** The records **
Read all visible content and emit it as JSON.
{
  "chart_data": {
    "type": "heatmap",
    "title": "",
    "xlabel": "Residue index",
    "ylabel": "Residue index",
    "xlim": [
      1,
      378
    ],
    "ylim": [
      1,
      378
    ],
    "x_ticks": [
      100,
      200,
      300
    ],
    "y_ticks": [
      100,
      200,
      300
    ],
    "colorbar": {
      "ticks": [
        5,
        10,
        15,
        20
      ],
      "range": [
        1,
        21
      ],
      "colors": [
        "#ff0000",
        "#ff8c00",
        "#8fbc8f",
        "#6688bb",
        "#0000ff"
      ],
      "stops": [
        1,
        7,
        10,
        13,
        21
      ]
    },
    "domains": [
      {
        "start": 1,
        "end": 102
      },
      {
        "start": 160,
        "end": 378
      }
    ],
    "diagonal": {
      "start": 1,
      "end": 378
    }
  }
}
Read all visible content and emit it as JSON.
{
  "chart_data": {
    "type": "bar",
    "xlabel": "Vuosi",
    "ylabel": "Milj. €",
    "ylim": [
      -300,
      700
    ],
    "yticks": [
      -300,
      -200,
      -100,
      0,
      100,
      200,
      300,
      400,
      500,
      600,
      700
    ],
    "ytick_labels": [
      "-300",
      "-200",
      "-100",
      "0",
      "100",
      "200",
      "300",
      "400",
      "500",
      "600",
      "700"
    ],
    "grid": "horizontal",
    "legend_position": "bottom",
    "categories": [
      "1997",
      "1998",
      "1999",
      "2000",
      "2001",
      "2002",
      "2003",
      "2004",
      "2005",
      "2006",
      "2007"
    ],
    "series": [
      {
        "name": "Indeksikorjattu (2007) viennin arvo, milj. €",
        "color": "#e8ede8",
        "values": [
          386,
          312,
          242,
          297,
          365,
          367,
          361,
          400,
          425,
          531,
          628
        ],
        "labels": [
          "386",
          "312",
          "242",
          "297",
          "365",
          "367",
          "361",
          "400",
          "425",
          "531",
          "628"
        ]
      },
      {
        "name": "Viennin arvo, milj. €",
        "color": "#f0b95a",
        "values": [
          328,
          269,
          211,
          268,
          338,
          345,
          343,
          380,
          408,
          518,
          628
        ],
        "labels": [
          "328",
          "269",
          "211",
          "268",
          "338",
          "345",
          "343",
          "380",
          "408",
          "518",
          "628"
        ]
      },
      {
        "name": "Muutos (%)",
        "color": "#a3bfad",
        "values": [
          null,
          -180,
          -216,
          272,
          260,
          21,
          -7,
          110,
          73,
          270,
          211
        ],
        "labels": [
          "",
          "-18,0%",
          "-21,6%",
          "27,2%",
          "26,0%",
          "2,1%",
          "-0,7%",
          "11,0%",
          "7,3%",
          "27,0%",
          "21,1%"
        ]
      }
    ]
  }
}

** Task instructions **
Which lines contain the word "name"? Copy each of them.

** Output of the exercise **
        "name": "Indeksikorjattu (2007) viennin arvo, milj. €",
        "name": "Viennin arvo, milj. €",
        "name": "Muutos (%)",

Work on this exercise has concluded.